----- Data

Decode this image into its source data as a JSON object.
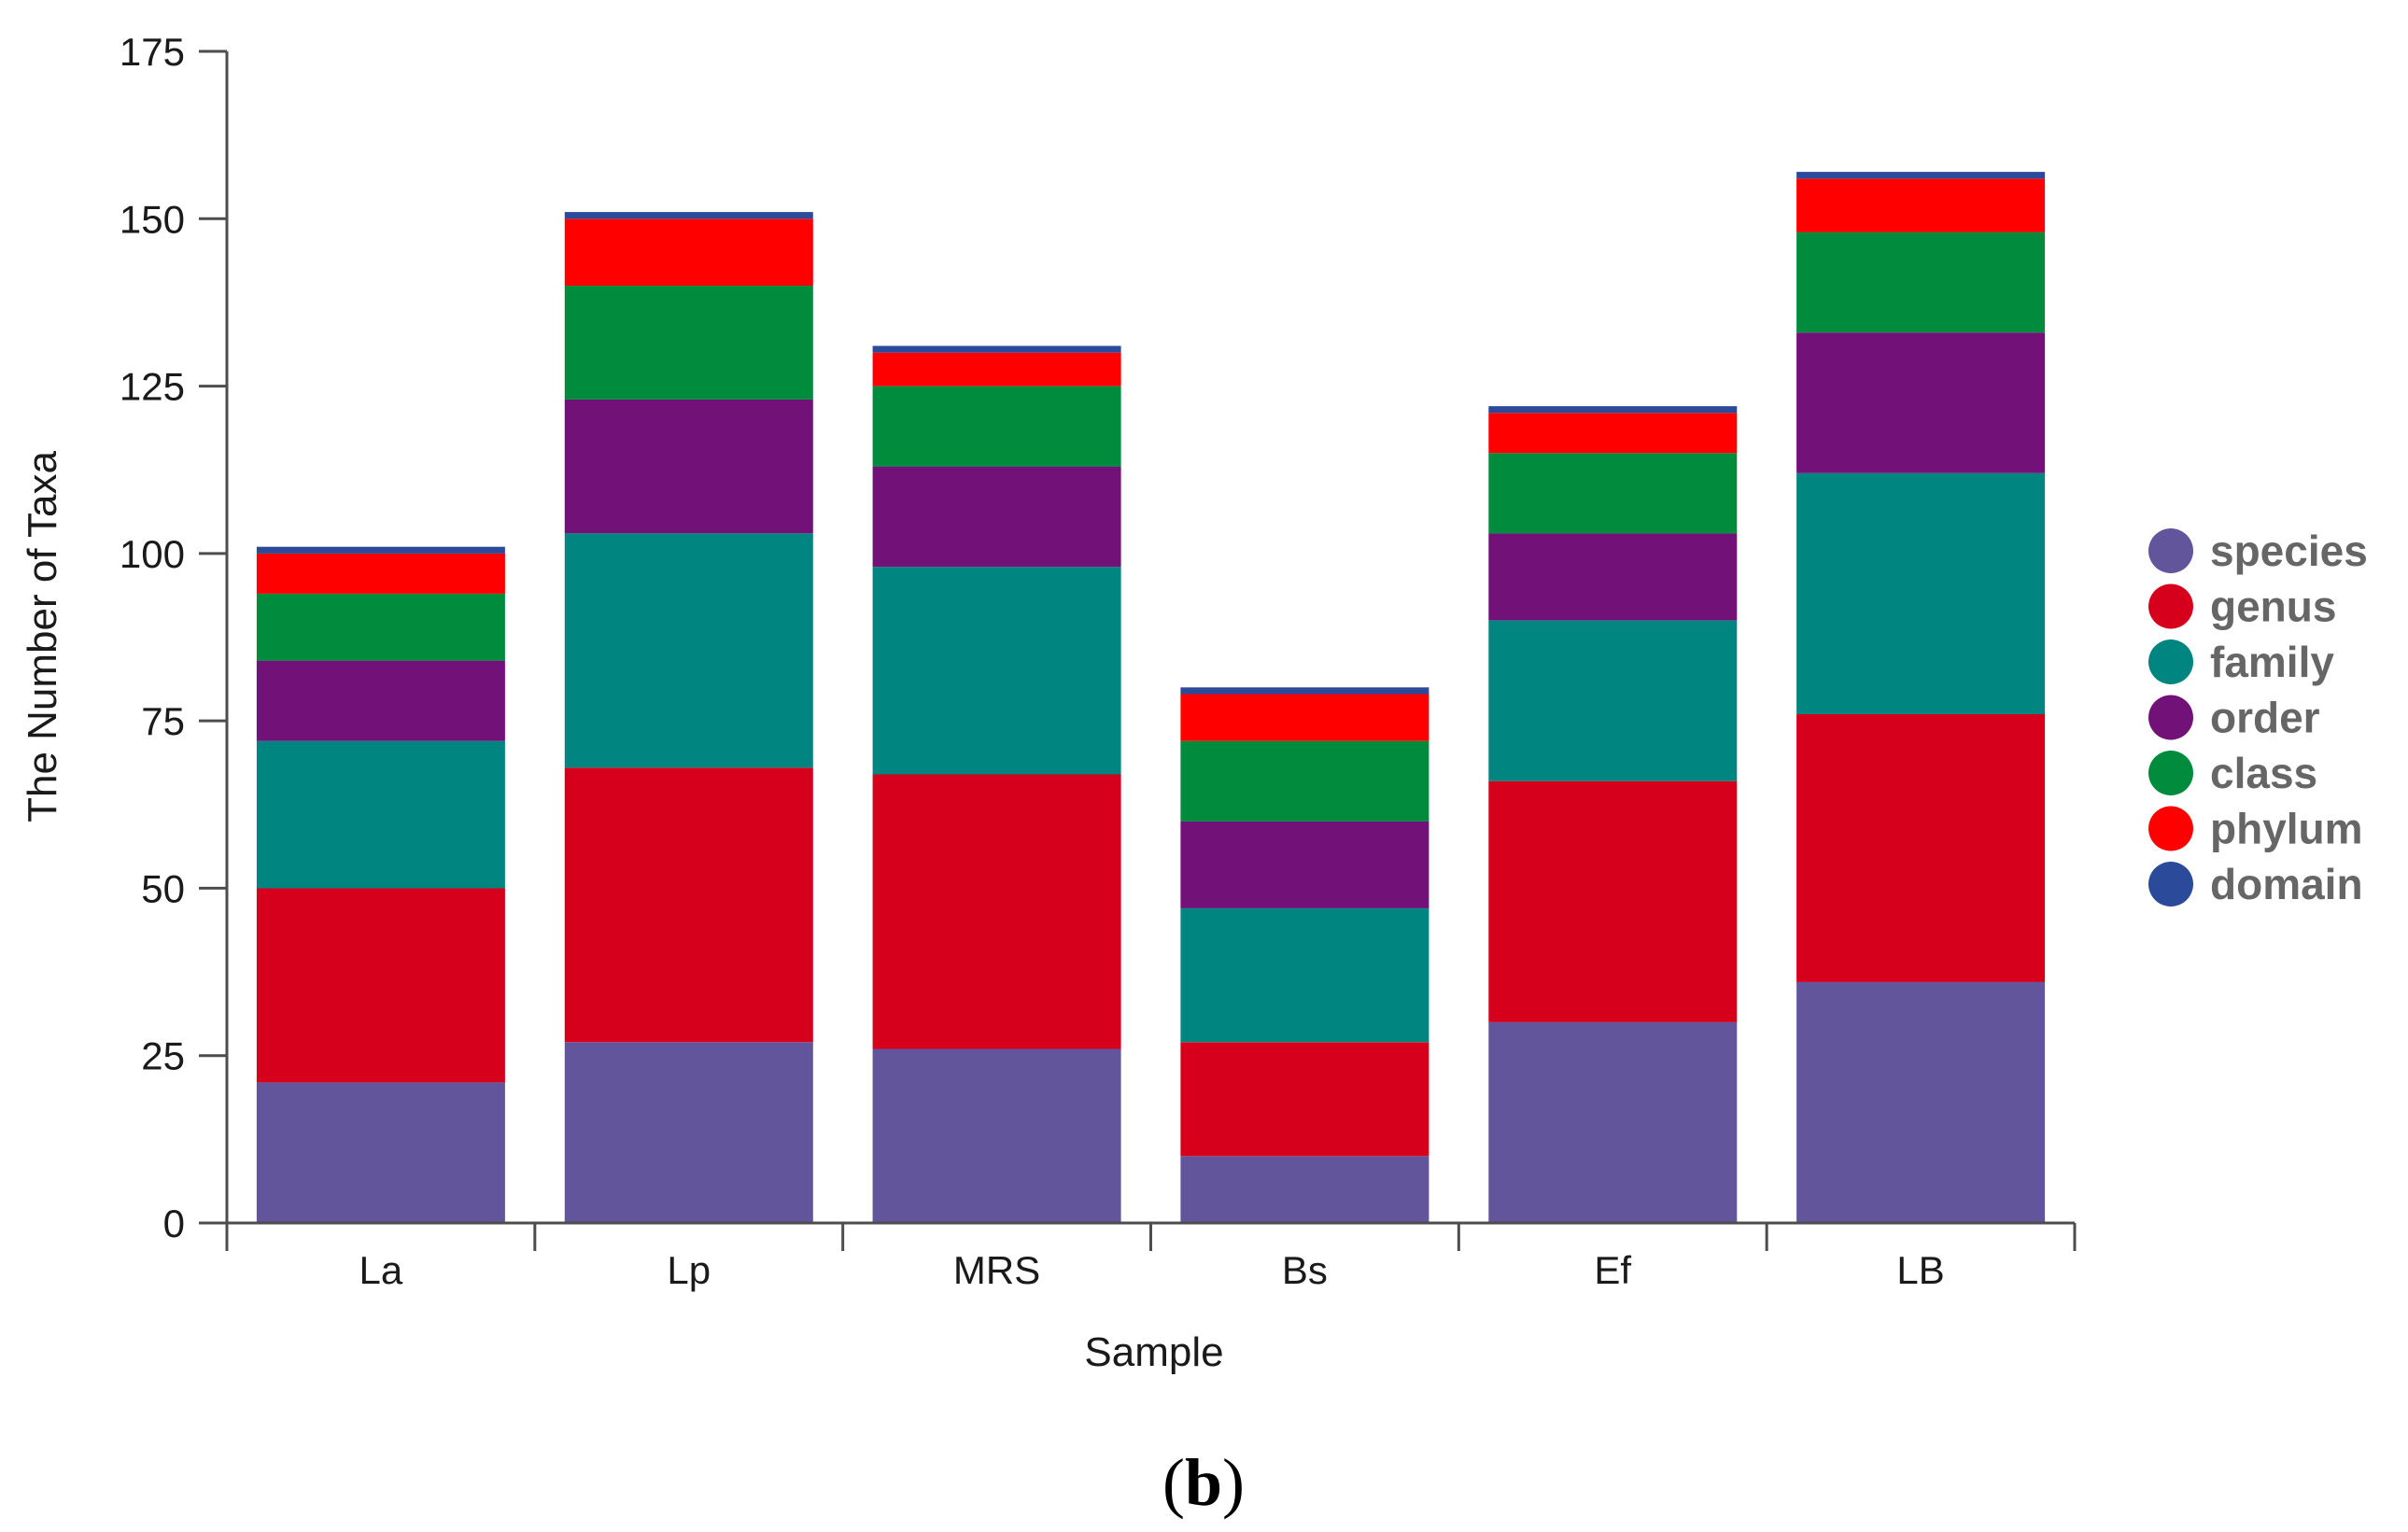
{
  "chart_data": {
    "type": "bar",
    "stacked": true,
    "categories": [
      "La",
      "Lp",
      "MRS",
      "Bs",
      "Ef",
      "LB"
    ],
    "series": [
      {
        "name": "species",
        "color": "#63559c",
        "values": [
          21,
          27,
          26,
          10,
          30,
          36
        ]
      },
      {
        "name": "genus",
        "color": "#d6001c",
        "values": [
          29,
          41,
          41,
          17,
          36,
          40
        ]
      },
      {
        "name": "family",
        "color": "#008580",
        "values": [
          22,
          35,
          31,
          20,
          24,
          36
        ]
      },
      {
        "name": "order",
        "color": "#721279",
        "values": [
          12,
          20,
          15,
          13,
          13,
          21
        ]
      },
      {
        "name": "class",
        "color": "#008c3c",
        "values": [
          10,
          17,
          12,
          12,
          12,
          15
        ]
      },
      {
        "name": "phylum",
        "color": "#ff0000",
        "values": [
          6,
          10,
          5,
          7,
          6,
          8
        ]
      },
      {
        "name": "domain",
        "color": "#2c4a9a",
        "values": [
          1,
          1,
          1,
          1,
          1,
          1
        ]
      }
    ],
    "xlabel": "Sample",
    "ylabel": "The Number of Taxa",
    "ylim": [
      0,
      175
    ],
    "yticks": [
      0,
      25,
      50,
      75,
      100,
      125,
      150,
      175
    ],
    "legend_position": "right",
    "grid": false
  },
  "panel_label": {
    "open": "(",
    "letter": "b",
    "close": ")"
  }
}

----------

**Task brief**.
A faithful copy of the records above is needed, with the pictures left out.

**Response to the exercise**.
Decode this image into its source data as a JSON object.
{
  "chart_data": {
    "type": "bar",
    "stacked": true,
    "categories": [
      "La",
      "Lp",
      "MRS",
      "Bs",
      "Ef",
      "LB"
    ],
    "series": [
      {
        "name": "species",
        "color": "#63559c",
        "values": [
          21,
          27,
          26,
          10,
          30,
          36
        ]
      },
      {
        "name": "genus",
        "color": "#d6001c",
        "values": [
          29,
          41,
          41,
          17,
          36,
          40
        ]
      },
      {
        "name": "family",
        "color": "#008580",
        "values": [
          22,
          35,
          31,
          20,
          24,
          36
        ]
      },
      {
        "name": "order",
        "color": "#721279",
        "values": [
          12,
          20,
          15,
          13,
          13,
          21
        ]
      },
      {
        "name": "class",
        "color": "#008c3c",
        "values": [
          10,
          17,
          12,
          12,
          12,
          15
        ]
      },
      {
        "name": "phylum",
        "color": "#ff0000",
        "values": [
          6,
          10,
          5,
          7,
          6,
          8
        ]
      },
      {
        "name": "domain",
        "color": "#2c4a9a",
        "values": [
          1,
          1,
          1,
          1,
          1,
          1
        ]
      }
    ],
    "xlabel": "Sample",
    "ylabel": "The Number of Taxa",
    "ylim": [
      0,
      175
    ],
    "yticks": [
      0,
      25,
      50,
      75,
      100,
      125,
      150,
      175
    ],
    "legend_position": "right",
    "grid": false
  },
  "panel_label": {
    "open": "(",
    "letter": "b",
    "close": ")"
  }
}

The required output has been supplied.